** begin Raw records **

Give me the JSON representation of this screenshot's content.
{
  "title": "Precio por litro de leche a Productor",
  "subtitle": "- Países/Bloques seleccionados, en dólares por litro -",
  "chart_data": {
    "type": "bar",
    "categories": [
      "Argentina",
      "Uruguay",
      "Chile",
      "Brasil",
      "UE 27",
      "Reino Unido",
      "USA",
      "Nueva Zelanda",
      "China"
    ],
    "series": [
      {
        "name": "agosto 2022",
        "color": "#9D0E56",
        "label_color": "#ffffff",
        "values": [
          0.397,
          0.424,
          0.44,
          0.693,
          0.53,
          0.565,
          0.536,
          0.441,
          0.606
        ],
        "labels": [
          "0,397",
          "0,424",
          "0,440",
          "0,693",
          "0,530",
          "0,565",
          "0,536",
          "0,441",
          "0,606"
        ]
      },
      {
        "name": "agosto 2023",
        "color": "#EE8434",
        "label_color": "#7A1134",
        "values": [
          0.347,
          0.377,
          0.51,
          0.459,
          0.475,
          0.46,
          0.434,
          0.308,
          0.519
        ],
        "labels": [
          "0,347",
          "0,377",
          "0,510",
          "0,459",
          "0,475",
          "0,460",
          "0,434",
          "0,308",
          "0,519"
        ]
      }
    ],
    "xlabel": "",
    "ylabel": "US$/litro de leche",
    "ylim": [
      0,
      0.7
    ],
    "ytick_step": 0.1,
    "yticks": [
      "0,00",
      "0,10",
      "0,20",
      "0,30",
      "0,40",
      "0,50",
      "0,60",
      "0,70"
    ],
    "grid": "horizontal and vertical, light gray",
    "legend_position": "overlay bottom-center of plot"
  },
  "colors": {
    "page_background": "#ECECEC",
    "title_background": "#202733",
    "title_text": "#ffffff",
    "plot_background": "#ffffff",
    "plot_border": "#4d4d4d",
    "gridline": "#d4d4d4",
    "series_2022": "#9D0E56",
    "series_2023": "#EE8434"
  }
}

** end Raw records **

What you need to do: Sift through the entries and copy every line with "leche".

Solution:
  "title": "Precio por litro de leche a Productor",
    "ylabel": "US$/litro de leche",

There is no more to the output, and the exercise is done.